— AIM —
Pick out each line in these entries that contains the string "Pages".

(Stored data)
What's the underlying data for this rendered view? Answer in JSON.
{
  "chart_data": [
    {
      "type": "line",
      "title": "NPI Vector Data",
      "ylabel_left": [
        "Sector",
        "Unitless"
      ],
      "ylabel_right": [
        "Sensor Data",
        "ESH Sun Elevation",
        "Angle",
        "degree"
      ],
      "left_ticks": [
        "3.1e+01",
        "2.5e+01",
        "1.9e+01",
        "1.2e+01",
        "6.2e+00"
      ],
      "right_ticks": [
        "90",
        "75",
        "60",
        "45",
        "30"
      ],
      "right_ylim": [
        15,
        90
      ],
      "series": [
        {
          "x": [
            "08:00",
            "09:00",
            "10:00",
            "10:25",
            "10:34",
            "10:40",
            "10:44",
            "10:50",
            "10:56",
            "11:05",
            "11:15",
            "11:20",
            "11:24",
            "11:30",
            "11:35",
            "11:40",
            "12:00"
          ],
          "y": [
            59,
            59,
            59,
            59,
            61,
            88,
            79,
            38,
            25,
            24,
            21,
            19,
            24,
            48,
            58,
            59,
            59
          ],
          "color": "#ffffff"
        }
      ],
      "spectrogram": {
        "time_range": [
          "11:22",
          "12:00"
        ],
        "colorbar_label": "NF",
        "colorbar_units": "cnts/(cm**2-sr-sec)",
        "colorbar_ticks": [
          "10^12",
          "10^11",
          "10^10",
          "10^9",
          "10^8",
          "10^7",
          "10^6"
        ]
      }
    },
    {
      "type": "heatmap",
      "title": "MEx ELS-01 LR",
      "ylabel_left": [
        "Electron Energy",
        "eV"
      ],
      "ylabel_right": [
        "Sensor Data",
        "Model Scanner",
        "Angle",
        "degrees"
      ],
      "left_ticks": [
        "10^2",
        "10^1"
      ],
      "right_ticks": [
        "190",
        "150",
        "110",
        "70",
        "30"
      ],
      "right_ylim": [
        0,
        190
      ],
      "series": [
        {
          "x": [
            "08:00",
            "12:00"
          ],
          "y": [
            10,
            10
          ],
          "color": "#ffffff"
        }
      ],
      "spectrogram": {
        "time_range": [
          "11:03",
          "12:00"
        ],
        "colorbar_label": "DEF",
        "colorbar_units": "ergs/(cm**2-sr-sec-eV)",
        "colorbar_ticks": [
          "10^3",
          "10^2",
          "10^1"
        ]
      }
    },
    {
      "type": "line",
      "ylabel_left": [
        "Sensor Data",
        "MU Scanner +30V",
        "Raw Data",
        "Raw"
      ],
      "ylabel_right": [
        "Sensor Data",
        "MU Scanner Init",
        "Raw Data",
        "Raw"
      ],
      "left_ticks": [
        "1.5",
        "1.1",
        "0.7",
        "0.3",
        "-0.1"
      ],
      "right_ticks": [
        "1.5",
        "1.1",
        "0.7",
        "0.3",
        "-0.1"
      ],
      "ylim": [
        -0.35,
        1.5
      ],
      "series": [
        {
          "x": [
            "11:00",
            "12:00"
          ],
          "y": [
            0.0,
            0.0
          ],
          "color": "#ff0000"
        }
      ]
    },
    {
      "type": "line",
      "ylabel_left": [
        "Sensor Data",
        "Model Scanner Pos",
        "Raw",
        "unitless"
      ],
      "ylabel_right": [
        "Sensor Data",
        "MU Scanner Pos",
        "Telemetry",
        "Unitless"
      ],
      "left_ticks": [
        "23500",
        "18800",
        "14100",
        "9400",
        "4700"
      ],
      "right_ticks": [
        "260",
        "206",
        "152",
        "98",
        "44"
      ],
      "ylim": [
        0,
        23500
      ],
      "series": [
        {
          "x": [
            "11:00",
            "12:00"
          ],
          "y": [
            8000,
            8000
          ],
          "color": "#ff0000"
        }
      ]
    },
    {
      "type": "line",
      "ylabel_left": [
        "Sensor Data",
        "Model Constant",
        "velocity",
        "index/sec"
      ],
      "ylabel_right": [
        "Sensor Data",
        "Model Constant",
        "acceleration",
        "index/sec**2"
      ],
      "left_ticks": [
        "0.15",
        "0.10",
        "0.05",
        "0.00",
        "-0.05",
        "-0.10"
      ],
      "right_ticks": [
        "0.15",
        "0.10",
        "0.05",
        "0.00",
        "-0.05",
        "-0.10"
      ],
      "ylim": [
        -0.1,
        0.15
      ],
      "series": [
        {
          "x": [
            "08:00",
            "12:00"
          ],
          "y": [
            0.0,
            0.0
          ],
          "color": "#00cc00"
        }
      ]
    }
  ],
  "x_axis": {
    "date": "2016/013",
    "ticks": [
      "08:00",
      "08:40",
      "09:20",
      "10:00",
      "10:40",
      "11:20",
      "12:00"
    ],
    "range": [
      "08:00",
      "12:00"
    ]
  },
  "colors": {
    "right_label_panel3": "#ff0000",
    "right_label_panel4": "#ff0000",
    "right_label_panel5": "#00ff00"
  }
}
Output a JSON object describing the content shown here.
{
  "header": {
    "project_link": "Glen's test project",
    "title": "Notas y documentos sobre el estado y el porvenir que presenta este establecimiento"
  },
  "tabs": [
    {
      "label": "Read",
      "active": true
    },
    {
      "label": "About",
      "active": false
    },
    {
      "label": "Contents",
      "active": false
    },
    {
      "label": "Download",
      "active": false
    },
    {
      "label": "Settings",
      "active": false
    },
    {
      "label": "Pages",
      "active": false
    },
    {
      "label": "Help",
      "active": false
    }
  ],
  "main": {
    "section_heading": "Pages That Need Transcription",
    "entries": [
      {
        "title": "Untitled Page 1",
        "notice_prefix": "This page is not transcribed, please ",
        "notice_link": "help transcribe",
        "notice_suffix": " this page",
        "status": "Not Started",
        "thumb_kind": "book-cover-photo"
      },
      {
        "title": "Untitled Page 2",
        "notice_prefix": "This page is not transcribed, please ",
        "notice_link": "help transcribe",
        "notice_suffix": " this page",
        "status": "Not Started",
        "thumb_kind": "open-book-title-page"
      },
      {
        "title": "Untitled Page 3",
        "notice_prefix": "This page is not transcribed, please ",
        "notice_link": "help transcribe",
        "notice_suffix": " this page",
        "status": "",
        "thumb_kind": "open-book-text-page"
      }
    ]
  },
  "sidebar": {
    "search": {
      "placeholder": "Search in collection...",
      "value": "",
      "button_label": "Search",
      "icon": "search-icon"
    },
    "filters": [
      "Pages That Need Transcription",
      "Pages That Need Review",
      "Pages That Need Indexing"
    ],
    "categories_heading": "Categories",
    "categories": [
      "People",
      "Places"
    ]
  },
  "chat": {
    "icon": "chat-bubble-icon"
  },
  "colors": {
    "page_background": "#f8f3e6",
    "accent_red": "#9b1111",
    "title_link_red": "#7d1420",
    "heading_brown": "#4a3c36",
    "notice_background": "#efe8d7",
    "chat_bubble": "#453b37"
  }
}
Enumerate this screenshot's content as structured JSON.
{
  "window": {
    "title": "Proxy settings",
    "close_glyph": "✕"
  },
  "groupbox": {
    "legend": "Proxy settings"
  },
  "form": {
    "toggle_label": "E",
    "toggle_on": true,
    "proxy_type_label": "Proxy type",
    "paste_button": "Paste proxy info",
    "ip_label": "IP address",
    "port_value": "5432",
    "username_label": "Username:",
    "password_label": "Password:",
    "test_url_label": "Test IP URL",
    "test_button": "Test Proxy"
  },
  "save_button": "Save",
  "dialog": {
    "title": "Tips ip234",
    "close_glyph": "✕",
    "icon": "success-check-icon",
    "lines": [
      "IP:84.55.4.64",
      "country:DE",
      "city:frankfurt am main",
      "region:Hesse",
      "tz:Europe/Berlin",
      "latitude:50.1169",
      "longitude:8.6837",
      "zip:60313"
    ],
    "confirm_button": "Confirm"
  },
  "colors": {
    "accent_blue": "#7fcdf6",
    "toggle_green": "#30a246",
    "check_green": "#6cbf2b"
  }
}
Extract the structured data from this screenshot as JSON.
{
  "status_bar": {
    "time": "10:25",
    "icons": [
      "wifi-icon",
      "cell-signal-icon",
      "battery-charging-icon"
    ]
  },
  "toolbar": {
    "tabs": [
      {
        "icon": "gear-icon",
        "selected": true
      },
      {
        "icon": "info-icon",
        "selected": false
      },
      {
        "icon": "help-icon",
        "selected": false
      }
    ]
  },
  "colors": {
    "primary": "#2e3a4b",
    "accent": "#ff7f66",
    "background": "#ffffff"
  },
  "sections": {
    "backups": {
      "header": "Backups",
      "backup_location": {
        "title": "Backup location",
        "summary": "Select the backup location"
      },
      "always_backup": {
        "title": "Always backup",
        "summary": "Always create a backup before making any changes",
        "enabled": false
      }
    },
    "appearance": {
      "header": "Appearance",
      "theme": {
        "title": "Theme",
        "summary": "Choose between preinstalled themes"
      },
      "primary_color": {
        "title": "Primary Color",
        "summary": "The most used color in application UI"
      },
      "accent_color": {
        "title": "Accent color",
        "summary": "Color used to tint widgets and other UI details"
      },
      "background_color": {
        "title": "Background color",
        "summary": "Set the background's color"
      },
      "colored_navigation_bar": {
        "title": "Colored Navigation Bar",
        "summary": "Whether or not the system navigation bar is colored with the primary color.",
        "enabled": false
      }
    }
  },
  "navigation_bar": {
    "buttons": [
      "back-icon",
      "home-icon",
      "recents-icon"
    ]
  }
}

— TASK RESPONSE —
      "label": "Pages",
    "section_heading": "Pages That Need Transcription",
      "Pages That Need Transcription",
      "Pages That Need Review",
      "Pages That Need Indexing"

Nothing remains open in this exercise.